- [YOUR GOAL] Scan the data beneath this task and copy each line that includes "Below".

++++++++

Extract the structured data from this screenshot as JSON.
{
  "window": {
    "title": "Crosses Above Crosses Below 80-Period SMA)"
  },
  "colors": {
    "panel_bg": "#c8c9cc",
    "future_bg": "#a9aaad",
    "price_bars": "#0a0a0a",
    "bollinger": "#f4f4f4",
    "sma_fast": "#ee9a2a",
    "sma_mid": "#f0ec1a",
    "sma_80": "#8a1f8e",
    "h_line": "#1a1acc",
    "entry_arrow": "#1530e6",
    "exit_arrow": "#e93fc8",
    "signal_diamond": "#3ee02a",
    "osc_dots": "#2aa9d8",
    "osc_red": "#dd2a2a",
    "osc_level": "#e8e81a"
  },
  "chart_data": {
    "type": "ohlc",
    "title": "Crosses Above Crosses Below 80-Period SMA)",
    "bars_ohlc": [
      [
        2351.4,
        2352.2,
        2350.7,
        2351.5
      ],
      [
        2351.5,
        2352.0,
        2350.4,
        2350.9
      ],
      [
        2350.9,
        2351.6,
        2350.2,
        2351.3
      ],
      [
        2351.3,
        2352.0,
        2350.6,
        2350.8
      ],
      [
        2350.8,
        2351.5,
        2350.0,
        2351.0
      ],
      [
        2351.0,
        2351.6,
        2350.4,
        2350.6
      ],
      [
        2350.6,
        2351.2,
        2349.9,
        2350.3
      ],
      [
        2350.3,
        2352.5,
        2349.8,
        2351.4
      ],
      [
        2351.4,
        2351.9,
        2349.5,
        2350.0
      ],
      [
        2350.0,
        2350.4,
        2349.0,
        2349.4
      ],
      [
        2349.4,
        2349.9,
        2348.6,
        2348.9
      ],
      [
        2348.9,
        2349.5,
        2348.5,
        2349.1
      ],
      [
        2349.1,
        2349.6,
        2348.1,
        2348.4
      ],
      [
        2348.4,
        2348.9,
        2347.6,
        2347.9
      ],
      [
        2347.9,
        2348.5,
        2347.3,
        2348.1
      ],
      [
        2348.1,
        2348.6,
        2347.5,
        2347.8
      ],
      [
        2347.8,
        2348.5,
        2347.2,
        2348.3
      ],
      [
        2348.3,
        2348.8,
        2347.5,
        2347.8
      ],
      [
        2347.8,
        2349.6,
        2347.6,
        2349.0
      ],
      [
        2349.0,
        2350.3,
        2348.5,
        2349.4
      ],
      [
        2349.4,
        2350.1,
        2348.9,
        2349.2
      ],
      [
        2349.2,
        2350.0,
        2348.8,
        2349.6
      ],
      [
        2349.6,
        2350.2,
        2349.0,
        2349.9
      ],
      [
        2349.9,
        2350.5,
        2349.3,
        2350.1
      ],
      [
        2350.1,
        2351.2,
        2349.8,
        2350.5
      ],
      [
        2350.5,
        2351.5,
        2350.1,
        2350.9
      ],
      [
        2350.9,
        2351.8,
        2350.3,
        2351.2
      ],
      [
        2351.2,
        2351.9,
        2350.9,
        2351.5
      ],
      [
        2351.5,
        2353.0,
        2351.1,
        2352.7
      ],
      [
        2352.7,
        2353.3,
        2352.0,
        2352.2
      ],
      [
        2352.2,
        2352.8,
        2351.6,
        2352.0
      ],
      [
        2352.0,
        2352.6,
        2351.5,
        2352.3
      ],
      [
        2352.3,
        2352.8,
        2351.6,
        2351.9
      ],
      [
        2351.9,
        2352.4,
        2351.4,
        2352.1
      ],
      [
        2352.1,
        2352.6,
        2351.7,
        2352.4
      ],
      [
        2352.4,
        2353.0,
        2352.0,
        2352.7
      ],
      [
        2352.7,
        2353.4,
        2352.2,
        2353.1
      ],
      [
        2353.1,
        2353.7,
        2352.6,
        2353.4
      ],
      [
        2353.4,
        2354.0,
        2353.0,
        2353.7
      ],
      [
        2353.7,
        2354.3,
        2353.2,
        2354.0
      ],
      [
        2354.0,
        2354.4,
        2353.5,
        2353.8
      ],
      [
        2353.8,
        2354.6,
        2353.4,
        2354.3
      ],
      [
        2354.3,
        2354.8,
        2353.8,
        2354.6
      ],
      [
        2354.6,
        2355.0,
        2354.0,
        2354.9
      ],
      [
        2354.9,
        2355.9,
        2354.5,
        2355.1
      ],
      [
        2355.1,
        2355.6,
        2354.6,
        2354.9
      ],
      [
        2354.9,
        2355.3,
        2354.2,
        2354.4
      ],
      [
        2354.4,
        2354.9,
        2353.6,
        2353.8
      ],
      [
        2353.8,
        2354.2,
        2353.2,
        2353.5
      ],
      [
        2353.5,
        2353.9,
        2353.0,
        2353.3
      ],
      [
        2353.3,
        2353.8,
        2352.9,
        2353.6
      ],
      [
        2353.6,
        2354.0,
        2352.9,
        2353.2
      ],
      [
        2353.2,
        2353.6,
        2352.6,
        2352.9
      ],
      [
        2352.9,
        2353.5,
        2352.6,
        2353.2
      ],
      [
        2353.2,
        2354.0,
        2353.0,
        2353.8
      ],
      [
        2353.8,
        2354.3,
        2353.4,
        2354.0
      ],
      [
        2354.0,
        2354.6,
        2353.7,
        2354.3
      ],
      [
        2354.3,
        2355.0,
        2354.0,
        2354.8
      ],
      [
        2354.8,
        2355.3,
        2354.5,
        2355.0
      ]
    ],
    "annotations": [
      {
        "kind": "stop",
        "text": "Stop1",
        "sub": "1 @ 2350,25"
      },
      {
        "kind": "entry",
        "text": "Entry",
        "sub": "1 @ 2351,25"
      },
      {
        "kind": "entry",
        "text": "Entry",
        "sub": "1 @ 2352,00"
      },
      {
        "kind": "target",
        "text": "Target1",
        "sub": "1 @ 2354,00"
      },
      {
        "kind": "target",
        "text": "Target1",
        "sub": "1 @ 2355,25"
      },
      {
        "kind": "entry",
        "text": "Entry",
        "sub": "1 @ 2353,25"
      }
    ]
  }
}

++++++++

- [SOLUTION FOR THIS PROBLEM]
    "title": "Crosses Above Crosses Below 80-Period SMA)"
    "title": "Crosses Above Crosses Below 80-Period SMA)",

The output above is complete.